### Entries shown

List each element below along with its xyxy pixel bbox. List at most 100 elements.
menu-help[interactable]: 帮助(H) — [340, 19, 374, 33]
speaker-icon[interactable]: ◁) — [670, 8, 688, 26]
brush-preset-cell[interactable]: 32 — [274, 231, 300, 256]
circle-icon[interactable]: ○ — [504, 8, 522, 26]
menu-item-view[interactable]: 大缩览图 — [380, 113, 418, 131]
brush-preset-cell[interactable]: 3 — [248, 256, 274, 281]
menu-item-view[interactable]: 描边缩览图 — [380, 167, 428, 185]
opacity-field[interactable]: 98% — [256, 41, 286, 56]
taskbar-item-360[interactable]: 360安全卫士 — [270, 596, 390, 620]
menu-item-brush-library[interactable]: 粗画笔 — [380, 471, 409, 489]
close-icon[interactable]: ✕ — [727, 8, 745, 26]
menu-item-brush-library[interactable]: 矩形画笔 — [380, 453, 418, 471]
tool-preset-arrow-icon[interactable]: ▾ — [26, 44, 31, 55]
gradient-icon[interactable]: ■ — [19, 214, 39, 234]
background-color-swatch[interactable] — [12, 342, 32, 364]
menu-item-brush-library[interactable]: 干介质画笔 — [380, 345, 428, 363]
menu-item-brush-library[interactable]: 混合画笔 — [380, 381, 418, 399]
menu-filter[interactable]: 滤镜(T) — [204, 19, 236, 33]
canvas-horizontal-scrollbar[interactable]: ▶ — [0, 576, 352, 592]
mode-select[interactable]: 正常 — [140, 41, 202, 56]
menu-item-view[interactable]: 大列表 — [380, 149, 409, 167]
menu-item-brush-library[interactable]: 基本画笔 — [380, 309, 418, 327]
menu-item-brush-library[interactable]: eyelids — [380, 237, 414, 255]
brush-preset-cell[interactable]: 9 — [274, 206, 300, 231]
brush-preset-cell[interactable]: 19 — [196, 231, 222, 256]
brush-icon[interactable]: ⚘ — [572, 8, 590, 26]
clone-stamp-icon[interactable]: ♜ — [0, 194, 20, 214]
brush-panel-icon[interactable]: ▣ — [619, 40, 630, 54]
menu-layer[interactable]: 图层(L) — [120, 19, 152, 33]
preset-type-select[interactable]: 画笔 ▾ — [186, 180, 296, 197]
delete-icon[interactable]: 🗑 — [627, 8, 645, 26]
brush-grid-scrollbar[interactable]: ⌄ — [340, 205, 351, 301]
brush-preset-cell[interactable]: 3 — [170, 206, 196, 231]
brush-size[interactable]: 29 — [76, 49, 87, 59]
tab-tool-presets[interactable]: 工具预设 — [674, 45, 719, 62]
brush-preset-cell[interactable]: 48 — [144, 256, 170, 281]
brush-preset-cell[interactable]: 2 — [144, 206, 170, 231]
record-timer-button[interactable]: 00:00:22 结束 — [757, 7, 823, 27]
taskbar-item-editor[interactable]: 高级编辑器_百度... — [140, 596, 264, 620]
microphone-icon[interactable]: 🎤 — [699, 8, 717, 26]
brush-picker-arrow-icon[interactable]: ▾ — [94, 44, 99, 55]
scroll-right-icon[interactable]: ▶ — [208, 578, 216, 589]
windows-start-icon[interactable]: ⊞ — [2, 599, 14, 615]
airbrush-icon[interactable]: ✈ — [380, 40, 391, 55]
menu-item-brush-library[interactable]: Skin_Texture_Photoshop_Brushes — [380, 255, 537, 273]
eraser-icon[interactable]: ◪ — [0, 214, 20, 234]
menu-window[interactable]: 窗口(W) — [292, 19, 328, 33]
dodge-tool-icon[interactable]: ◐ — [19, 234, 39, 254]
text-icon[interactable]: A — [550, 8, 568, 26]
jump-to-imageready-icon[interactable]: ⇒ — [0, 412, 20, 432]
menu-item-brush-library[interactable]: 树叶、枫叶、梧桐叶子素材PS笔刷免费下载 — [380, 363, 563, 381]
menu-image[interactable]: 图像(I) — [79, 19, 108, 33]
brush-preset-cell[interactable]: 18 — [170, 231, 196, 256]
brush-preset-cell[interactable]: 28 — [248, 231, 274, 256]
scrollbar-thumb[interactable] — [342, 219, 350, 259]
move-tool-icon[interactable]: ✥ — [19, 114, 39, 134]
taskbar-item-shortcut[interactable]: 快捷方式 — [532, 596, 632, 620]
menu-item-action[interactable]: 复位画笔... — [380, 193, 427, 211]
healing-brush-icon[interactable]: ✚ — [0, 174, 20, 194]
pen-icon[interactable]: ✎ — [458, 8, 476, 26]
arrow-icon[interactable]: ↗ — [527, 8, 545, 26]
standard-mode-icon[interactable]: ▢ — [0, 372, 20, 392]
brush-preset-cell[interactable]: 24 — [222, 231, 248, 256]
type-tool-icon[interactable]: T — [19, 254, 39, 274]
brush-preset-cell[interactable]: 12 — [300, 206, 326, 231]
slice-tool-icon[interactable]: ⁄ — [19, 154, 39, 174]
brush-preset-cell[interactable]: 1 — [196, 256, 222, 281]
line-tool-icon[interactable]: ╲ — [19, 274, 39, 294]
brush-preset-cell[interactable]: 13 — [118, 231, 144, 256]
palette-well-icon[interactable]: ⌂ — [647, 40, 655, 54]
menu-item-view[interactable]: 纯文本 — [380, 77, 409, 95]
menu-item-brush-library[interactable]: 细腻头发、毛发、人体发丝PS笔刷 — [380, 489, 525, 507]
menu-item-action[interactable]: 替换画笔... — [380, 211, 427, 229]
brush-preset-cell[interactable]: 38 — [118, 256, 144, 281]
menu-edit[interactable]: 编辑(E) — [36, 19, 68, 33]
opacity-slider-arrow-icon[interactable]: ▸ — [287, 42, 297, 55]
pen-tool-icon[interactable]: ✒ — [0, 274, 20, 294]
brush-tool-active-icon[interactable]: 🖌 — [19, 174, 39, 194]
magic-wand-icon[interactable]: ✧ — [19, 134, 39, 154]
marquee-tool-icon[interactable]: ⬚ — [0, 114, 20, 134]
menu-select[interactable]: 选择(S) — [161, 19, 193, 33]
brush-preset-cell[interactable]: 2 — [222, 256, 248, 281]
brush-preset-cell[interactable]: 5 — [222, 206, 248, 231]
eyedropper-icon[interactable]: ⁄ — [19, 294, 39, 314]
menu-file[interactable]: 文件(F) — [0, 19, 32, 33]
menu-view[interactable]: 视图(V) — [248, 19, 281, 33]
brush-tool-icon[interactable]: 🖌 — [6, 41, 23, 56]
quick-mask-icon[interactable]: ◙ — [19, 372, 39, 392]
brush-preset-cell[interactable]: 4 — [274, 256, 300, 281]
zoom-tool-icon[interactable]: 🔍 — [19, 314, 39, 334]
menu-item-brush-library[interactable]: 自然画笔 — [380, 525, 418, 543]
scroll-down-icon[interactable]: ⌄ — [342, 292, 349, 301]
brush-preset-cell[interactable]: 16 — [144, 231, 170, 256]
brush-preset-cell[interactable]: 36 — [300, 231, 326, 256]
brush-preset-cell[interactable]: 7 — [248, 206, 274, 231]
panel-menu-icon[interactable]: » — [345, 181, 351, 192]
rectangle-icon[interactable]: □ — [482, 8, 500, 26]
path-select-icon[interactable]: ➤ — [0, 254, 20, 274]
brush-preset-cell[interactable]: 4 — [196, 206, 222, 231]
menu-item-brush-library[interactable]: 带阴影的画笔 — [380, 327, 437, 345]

### Instructions to follow
Reproduce word for word the lines of the records above, from the first line through the line holding "gradient-icon[interactable]: ■ —", inclusive.

### Result for this exercise
List each element below along with its xyxy pixel bbox. List at most 100 elements.
menu-help[interactable]: 帮助(H) — [340, 19, 374, 33]
speaker-icon[interactable]: ◁) — [670, 8, 688, 26]
brush-preset-cell[interactable]: 32 — [274, 231, 300, 256]
circle-icon[interactable]: ○ — [504, 8, 522, 26]
menu-item-view[interactable]: 大缩览图 — [380, 113, 418, 131]
brush-preset-cell[interactable]: 3 — [248, 256, 274, 281]
menu-item-view[interactable]: 描边缩览图 — [380, 167, 428, 185]
opacity-field[interactable]: 98% — [256, 41, 286, 56]
taskbar-item-360[interactable]: 360安全卫士 — [270, 596, 390, 620]
menu-item-brush-library[interactable]: 粗画笔 — [380, 471, 409, 489]
close-icon[interactable]: ✕ — [727, 8, 745, 26]
menu-item-brush-library[interactable]: 矩形画笔 — [380, 453, 418, 471]
tool-preset-arrow-icon[interactable]: ▾ — [26, 44, 31, 55]
gradient-icon[interactable]: ■ — [19, 214, 39, 234]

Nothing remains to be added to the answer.